** start THE DATA **

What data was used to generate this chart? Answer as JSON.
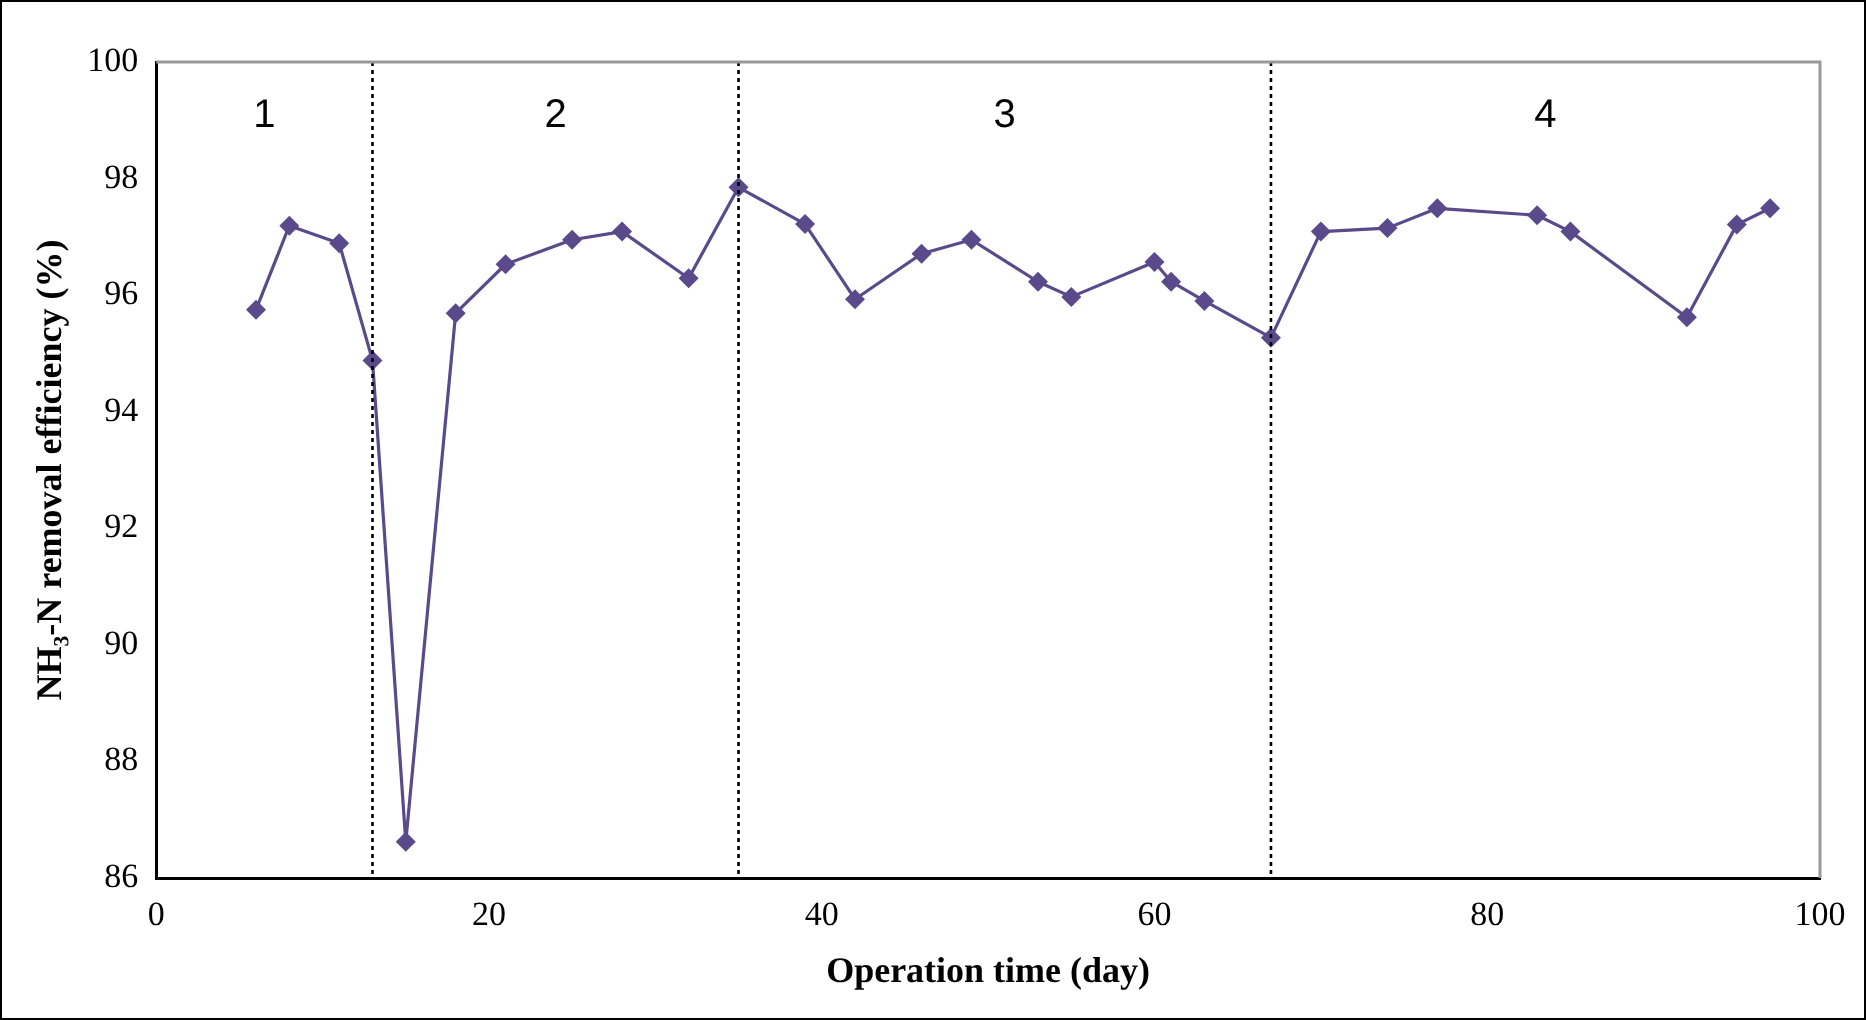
{
  "chart_data": {
    "type": "line",
    "xlabel": "Operation time (day)",
    "ylabel": "NH₃-N removal efficiency (%)",
    "x": [
      6,
      8,
      11,
      13,
      15,
      18,
      21,
      25,
      28,
      32,
      35,
      39,
      42,
      46,
      49,
      53,
      55,
      60,
      61,
      63,
      67,
      70,
      74,
      77,
      83,
      85,
      92,
      95,
      97
    ],
    "series": [
      {
        "color": "#5a4a8c",
        "values": [
          95.75,
          97.19,
          96.89,
          94.88,
          86.62,
          95.69,
          96.53,
          96.95,
          97.09,
          96.29,
          97.85,
          97.22,
          95.93,
          96.71,
          96.95,
          96.23,
          95.97,
          96.57,
          96.23,
          95.9,
          95.27,
          97.09,
          97.15,
          97.49,
          97.37,
          97.09,
          95.62,
          97.21,
          97.49
        ]
      }
    ],
    "xlim": [
      0,
      100
    ],
    "xticks": [
      0,
      20,
      40,
      60,
      80,
      100
    ],
    "ylim": [
      86,
      100
    ],
    "yticks": [
      86,
      88,
      90,
      92,
      94,
      96,
      98,
      100
    ],
    "legend": false,
    "marker": "diamond",
    "line_style": "solid",
    "ref_lines": [
      {
        "axis": "x",
        "value": 13,
        "line_style": "dotted",
        "color": "#000000"
      },
      {
        "axis": "x",
        "value": 35,
        "line_style": "dotted",
        "color": "#000000"
      },
      {
        "axis": "x",
        "value": 67,
        "line_style": "dotted",
        "color": "#000000"
      }
    ],
    "annotations": [
      "1",
      "2",
      "3",
      "4"
    ]
  }
}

** end THE DATA **

# CHALLENGE
Repeat each entry precisely as it appears. Leave the pictures out.

# EXERCISE OUTPUT
What data was used to generate this chart? Answer as JSON.
{
  "chart_data": {
    "type": "line",
    "xlabel": "Operation time (day)",
    "ylabel": "NH₃-N removal efficiency (%)",
    "x": [
      6,
      8,
      11,
      13,
      15,
      18,
      21,
      25,
      28,
      32,
      35,
      39,
      42,
      46,
      49,
      53,
      55,
      60,
      61,
      63,
      67,
      70,
      74,
      77,
      83,
      85,
      92,
      95,
      97
    ],
    "series": [
      {
        "color": "#5a4a8c",
        "values": [
          95.75,
          97.19,
          96.89,
          94.88,
          86.62,
          95.69,
          96.53,
          96.95,
          97.09,
          96.29,
          97.85,
          97.22,
          95.93,
          96.71,
          96.95,
          96.23,
          95.97,
          96.57,
          96.23,
          95.9,
          95.27,
          97.09,
          97.15,
          97.49,
          97.37,
          97.09,
          95.62,
          97.21,
          97.49
        ]
      }
    ],
    "xlim": [
      0,
      100
    ],
    "xticks": [
      0,
      20,
      40,
      60,
      80,
      100
    ],
    "ylim": [
      86,
      100
    ],
    "yticks": [
      86,
      88,
      90,
      92,
      94,
      96,
      98,
      100
    ],
    "legend": false,
    "marker": "diamond",
    "line_style": "solid",
    "ref_lines": [
      {
        "axis": "x",
        "value": 13,
        "line_style": "dotted",
        "color": "#000000"
      },
      {
        "axis": "x",
        "value": 35,
        "line_style": "dotted",
        "color": "#000000"
      },
      {
        "axis": "x",
        "value": 67,
        "line_style": "dotted",
        "color": "#000000"
      }
    ],
    "annotations": [
      "1",
      "2",
      "3",
      "4"
    ]
  }
}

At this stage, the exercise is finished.